» To do: State how many lines of the entries hold the string "être", and output nothing but that count.

┌─ Listed records

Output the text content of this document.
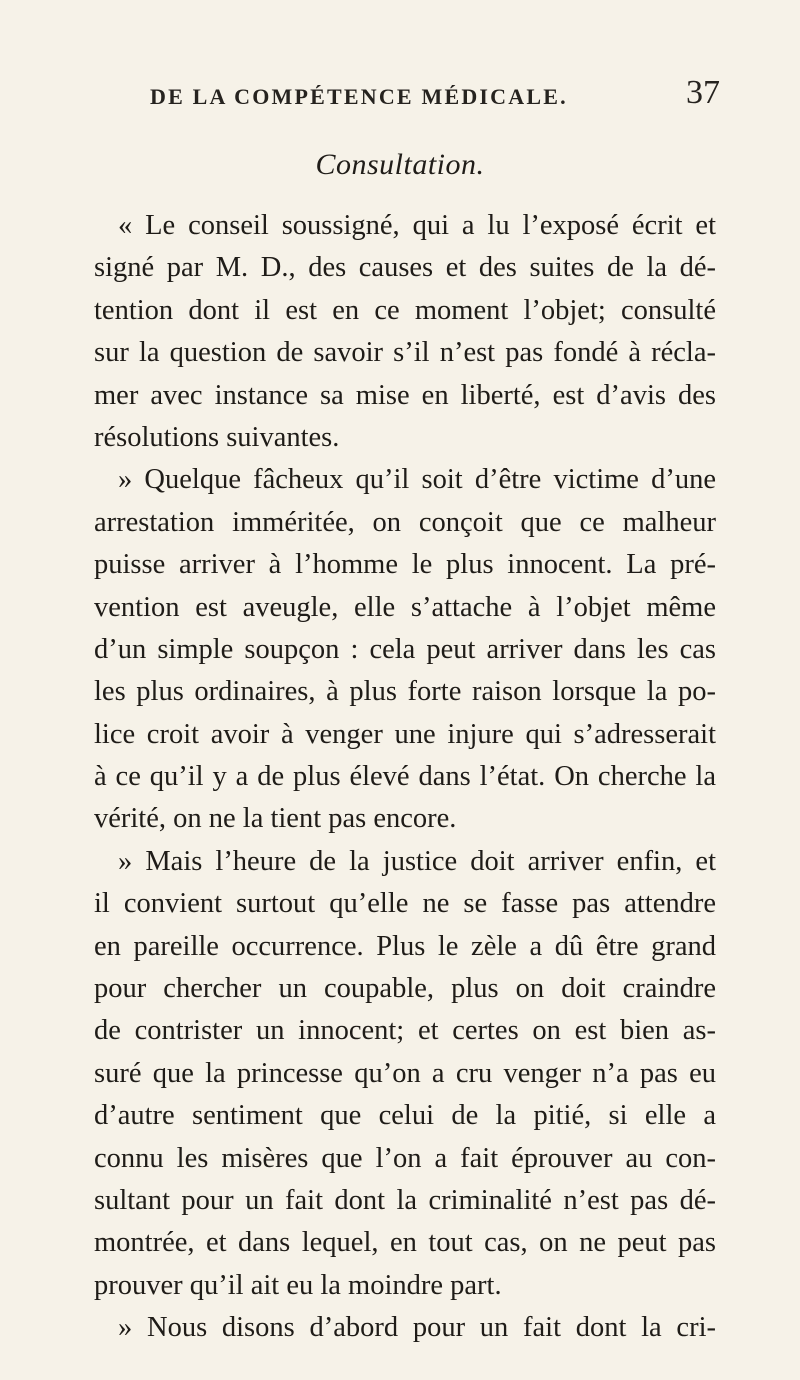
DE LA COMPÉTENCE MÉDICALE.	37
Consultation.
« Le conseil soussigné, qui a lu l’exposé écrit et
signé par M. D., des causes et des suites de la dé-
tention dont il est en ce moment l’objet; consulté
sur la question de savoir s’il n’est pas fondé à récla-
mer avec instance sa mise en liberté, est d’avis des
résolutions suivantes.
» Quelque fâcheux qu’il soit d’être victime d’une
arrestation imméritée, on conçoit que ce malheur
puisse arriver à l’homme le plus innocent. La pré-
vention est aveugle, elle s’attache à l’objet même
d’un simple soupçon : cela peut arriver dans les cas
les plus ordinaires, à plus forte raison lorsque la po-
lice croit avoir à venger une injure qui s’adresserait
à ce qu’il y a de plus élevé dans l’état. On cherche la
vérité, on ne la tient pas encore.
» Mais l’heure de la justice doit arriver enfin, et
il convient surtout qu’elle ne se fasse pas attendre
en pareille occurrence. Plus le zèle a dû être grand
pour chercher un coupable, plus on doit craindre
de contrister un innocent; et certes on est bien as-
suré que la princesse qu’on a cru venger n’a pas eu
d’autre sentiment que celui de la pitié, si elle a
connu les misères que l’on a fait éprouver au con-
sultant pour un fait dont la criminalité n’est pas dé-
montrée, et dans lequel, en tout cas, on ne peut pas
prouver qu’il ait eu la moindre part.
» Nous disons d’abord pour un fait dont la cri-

└─

» Exercise solution: 2